##### Extracted information
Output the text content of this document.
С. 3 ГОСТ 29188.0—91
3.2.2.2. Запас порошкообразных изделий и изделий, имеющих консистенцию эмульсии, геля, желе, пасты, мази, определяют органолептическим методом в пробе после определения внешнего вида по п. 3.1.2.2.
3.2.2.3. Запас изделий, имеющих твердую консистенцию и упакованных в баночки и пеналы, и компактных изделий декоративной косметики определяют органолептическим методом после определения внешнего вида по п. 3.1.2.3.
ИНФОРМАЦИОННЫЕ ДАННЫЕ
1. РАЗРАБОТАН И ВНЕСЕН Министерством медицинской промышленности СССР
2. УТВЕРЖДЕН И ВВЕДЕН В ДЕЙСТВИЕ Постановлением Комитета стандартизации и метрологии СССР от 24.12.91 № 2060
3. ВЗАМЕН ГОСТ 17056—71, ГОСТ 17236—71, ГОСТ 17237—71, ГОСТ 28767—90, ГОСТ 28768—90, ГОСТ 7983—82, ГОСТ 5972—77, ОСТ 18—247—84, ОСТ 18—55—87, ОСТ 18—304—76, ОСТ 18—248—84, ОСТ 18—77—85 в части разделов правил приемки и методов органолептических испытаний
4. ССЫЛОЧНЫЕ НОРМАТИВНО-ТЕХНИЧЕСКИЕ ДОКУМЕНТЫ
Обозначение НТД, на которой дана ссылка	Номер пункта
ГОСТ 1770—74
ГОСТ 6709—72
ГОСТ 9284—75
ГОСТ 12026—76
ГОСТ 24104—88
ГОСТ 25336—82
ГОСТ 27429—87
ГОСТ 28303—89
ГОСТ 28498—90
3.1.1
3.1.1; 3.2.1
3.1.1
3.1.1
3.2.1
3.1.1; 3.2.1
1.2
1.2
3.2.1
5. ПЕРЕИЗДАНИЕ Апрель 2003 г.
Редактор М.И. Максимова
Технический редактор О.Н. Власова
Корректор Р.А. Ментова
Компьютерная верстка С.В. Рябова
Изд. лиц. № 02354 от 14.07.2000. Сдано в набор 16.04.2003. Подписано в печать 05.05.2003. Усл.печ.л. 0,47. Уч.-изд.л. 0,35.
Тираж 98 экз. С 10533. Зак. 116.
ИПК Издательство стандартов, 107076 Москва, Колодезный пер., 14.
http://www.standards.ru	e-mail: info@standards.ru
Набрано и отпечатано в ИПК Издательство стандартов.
##########
— Exercise details —
Filter the records above for lines containing the word "имеющих", and copy those lines.

— The output —
3.2.2.2. Запас порошкообразных изделий и изделий, имеющих консистенцию эмульсии, геля, желе, пасты, мази, определяют органолептическим методом в пробе после определения внешнего вида по п. 3.1.2.2.
3.2.2.3. Запас изделий, имеющих твердую консистенцию и упакованных в баночки и пеналы, и компактных изделий декоративной косметики определяют органолептическим методом после определения внешнего вида по п. 3.1.2.3.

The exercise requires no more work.